WHAT TO DO. Transcribe the listing word for word.

DATA PROVIDED.
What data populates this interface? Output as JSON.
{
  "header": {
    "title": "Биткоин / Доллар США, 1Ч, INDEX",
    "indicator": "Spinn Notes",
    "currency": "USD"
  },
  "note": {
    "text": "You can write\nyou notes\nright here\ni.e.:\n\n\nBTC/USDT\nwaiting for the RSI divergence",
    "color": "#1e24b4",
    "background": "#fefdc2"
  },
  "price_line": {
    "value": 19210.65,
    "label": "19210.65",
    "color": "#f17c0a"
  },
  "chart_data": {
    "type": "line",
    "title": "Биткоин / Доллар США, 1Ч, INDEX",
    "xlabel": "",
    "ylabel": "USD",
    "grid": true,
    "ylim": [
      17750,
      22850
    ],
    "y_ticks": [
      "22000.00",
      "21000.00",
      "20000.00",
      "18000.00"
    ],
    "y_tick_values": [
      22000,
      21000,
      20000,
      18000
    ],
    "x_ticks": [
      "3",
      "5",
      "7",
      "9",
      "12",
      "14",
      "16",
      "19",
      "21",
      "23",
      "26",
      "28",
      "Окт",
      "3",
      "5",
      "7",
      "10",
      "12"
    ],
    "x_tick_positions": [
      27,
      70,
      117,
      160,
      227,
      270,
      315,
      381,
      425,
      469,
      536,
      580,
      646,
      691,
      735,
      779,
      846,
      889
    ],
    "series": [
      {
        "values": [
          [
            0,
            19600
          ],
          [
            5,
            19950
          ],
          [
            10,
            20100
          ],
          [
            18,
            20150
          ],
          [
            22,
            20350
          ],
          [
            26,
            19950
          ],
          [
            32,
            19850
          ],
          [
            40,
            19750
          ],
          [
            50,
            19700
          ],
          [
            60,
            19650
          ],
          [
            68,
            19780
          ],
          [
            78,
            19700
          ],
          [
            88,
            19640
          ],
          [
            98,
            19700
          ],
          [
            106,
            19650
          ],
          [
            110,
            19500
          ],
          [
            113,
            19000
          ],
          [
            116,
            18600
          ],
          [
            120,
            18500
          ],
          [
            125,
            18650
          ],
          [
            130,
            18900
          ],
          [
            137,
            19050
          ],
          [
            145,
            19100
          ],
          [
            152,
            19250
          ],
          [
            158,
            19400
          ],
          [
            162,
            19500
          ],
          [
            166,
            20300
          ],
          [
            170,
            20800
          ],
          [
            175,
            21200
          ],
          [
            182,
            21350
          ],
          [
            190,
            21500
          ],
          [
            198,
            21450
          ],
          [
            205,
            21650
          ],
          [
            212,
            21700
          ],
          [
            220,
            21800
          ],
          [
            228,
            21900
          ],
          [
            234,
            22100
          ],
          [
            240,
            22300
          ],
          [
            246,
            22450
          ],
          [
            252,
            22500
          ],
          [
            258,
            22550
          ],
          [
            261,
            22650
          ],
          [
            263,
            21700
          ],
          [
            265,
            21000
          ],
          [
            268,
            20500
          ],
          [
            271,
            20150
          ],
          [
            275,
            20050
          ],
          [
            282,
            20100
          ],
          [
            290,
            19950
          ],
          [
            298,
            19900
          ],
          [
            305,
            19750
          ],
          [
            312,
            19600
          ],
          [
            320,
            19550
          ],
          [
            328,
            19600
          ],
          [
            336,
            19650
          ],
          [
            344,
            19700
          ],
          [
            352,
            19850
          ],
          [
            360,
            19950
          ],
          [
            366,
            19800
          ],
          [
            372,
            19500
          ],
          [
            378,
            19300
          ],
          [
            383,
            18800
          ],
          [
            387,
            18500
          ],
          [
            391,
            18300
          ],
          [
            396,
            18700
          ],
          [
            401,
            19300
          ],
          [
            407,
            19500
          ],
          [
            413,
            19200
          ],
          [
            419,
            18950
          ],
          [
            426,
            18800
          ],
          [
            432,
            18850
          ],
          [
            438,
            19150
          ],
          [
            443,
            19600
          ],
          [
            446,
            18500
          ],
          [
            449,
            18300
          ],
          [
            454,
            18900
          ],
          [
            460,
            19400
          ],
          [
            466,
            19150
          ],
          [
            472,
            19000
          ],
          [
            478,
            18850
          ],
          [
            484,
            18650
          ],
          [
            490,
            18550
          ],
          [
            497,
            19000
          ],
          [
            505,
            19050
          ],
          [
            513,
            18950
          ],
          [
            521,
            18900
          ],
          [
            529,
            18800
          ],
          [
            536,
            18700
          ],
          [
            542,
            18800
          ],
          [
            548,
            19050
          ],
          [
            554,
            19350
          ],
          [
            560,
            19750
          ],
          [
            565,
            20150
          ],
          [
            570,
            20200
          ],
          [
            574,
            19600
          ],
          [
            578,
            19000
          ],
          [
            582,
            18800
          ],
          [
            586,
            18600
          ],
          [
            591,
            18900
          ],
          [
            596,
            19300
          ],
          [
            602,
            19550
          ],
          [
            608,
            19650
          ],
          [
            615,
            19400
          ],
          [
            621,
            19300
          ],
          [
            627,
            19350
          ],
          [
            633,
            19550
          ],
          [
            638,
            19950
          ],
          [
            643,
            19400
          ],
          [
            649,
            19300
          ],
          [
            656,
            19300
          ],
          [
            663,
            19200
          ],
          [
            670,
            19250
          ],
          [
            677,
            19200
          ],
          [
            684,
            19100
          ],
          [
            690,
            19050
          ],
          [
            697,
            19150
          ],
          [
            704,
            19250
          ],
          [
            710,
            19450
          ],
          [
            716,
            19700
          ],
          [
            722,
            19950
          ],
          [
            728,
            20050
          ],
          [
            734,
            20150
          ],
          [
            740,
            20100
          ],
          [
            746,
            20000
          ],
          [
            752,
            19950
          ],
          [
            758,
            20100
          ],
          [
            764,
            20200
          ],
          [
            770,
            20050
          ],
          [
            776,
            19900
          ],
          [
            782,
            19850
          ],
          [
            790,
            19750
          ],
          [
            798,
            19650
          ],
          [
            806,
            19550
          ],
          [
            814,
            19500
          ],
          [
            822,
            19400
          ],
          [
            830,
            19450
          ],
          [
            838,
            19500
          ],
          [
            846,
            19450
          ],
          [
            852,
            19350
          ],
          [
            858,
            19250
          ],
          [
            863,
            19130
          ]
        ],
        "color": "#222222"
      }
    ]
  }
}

OUTPUT FOR THIS EXERCISE.
What data populates this interface? Output as JSON.
{
  "header": {
    "title": "Биткоин / Доллар США, 1Ч, INDEX",
    "indicator": "Spinn Notes",
    "currency": "USD"
  },
  "note": {
    "text": "You can write\nyou notes\nright here\ni.e.:\n\n\nBTC/USDT\nwaiting for the RSI divergence",
    "color": "#1e24b4",
    "background": "#fefdc2"
  },
  "price_line": {
    "value": 19210.65,
    "label": "19210.65",
    "color": "#f17c0a"
  },
  "chart_data": {
    "type": "line",
    "title": "Биткоин / Доллар США, 1Ч, INDEX",
    "xlabel": "",
    "ylabel": "USD",
    "grid": true,
    "ylim": [
      17750,
      22850
    ],
    "y_ticks": [
      "22000.00",
      "21000.00",
      "20000.00",
      "18000.00"
    ],
    "y_tick_values": [
      22000,
      21000,
      20000,
      18000
    ],
    "x_ticks": [
      "3",
      "5",
      "7",
      "9",
      "12",
      "14",
      "16",
      "19",
      "21",
      "23",
      "26",
      "28",
      "Окт",
      "3",
      "5",
      "7",
      "10",
      "12"
    ],
    "x_tick_positions": [
      27,
      70,
      117,
      160,
      227,
      270,
      315,
      381,
      425,
      469,
      536,
      580,
      646,
      691,
      735,
      779,
      846,
      889
    ],
    "series": [
      {
        "values": [
          [
            0,
            19600
          ],
          [
            5,
            19950
          ],
          [
            10,
            20100
          ],
          [
            18,
            20150
          ],
          [
            22,
            20350
          ],
          [
            26,
            19950
          ],
          [
            32,
            19850
          ],
          [
            40,
            19750
          ],
          [
            50,
            19700
          ],
          [
            60,
            19650
          ],
          [
            68,
            19780
          ],
          [
            78,
            19700
          ],
          [
            88,
            19640
          ],
          [
            98,
            19700
          ],
          [
            106,
            19650
          ],
          [
            110,
            19500
          ],
          [
            113,
            19000
          ],
          [
            116,
            18600
          ],
          [
            120,
            18500
          ],
          [
            125,
            18650
          ],
          [
            130,
            18900
          ],
          [
            137,
            19050
          ],
          [
            145,
            19100
          ],
          [
            152,
            19250
          ],
          [
            158,
            19400
          ],
          [
            162,
            19500
          ],
          [
            166,
            20300
          ],
          [
            170,
            20800
          ],
          [
            175,
            21200
          ],
          [
            182,
            21350
          ],
          [
            190,
            21500
          ],
          [
            198,
            21450
          ],
          [
            205,
            21650
          ],
          [
            212,
            21700
          ],
          [
            220,
            21800
          ],
          [
            228,
            21900
          ],
          [
            234,
            22100
          ],
          [
            240,
            22300
          ],
          [
            246,
            22450
          ],
          [
            252,
            22500
          ],
          [
            258,
            22550
          ],
          [
            261,
            22650
          ],
          [
            263,
            21700
          ],
          [
            265,
            21000
          ],
          [
            268,
            20500
          ],
          [
            271,
            20150
          ],
          [
            275,
            20050
          ],
          [
            282,
            20100
          ],
          [
            290,
            19950
          ],
          [
            298,
            19900
          ],
          [
            305,
            19750
          ],
          [
            312,
            19600
          ],
          [
            320,
            19550
          ],
          [
            328,
            19600
          ],
          [
            336,
            19650
          ],
          [
            344,
            19700
          ],
          [
            352,
            19850
          ],
          [
            360,
            19950
          ],
          [
            366,
            19800
          ],
          [
            372,
            19500
          ],
          [
            378,
            19300
          ],
          [
            383,
            18800
          ],
          [
            387,
            18500
          ],
          [
            391,
            18300
          ],
          [
            396,
            18700
          ],
          [
            401,
            19300
          ],
          [
            407,
            19500
          ],
          [
            413,
            19200
          ],
          [
            419,
            18950
          ],
          [
            426,
            18800
          ],
          [
            432,
            18850
          ],
          [
            438,
            19150
          ],
          [
            443,
            19600
          ],
          [
            446,
            18500
          ],
          [
            449,
            18300
          ],
          [
            454,
            18900
          ],
          [
            460,
            19400
          ],
          [
            466,
            19150
          ],
          [
            472,
            19000
          ],
          [
            478,
            18850
          ],
          [
            484,
            18650
          ],
          [
            490,
            18550
          ],
          [
            497,
            19000
          ],
          [
            505,
            19050
          ],
          [
            513,
            18950
          ],
          [
            521,
            18900
          ],
          [
            529,
            18800
          ],
          [
            536,
            18700
          ],
          [
            542,
            18800
          ],
          [
            548,
            19050
          ],
          [
            554,
            19350
          ],
          [
            560,
            19750
          ],
          [
            565,
            20150
          ],
          [
            570,
            20200
          ],
          [
            574,
            19600
          ],
          [
            578,
            19000
          ],
          [
            582,
            18800
          ],
          [
            586,
            18600
          ],
          [
            591,
            18900
          ],
          [
            596,
            19300
          ],
          [
            602,
            19550
          ],
          [
            608,
            19650
          ],
          [
            615,
            19400
          ],
          [
            621,
            19300
          ],
          [
            627,
            19350
          ],
          [
            633,
            19550
          ],
          [
            638,
            19950
          ],
          [
            643,
            19400
          ],
          [
            649,
            19300
          ],
          [
            656,
            19300
          ],
          [
            663,
            19200
          ],
          [
            670,
            19250
          ],
          [
            677,
            19200
          ],
          [
            684,
            19100
          ],
          [
            690,
            19050
          ],
          [
            697,
            19150
          ],
          [
            704,
            19250
          ],
          [
            710,
            19450
          ],
          [
            716,
            19700
          ],
          [
            722,
            19950
          ],
          [
            728,
            20050
          ],
          [
            734,
            20150
          ],
          [
            740,
            20100
          ],
          [
            746,
            20000
          ],
          [
            752,
            19950
          ],
          [
            758,
            20100
          ],
          [
            764,
            20200
          ],
          [
            770,
            20050
          ],
          [
            776,
            19900
          ],
          [
            782,
            19850
          ],
          [
            790,
            19750
          ],
          [
            798,
            19650
          ],
          [
            806,
            19550
          ],
          [
            814,
            19500
          ],
          [
            822,
            19400
          ],
          [
            830,
            19450
          ],
          [
            838,
            19500
          ],
          [
            846,
            19450
          ],
          [
            852,
            19350
          ],
          [
            858,
            19250
          ],
          [
            863,
            19130
          ]
        ],
        "color": "#222222"
      }
    ]
  }
}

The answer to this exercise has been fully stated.